Stated exercise | Copy every line of the data that contains the string "Baked".

[Recorded data]
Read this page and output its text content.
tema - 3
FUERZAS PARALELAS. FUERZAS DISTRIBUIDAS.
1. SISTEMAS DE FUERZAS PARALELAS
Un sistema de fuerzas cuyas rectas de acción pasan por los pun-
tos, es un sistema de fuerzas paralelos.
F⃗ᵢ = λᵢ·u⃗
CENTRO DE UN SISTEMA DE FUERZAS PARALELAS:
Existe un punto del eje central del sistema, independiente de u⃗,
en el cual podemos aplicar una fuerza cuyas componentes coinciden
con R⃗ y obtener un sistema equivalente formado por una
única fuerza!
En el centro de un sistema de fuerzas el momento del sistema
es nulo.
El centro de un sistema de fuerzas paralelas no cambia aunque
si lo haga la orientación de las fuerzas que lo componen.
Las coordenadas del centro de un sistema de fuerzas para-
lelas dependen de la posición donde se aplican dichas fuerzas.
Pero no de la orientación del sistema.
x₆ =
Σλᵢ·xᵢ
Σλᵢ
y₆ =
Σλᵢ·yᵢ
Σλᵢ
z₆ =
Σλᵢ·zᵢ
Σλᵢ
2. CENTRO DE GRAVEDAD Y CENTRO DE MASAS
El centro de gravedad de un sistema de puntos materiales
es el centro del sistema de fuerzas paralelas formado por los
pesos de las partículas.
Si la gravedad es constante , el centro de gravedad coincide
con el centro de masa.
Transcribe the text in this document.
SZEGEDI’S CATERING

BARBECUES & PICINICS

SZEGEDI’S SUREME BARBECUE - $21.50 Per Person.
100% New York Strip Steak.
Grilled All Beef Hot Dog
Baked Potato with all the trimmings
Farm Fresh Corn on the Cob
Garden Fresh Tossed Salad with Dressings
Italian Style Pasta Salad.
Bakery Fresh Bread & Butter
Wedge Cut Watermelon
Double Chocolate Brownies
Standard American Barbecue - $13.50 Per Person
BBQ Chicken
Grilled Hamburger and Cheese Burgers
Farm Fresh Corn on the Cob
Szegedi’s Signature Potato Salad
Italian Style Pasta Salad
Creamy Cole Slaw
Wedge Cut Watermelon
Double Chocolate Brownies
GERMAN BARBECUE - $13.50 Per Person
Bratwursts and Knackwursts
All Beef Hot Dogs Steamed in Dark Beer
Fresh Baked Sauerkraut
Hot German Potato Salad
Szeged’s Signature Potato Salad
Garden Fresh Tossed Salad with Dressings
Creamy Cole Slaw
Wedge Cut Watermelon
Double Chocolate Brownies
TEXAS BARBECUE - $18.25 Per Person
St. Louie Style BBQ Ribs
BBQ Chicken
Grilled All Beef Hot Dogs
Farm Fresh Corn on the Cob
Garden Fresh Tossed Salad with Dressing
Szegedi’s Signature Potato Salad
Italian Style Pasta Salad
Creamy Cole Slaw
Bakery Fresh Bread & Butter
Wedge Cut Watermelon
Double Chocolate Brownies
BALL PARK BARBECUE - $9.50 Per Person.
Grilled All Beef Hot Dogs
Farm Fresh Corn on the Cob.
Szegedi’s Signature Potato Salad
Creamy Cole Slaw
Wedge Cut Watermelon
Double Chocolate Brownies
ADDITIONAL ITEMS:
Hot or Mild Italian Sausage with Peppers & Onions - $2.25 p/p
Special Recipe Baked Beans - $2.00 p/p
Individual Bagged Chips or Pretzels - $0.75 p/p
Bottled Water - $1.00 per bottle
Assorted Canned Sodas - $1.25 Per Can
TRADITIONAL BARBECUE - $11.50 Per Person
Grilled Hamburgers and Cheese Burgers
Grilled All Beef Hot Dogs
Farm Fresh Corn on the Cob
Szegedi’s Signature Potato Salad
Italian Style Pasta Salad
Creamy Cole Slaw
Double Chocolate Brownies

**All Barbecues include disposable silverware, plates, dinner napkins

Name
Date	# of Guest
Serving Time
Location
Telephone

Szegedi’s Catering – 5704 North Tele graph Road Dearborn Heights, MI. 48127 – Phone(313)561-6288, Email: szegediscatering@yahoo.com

Output of the exercise |
Baked Potato with all the trimmings
Fresh Baked Sauerkraut
Special Recipe Baked Beans - $2.00 p/p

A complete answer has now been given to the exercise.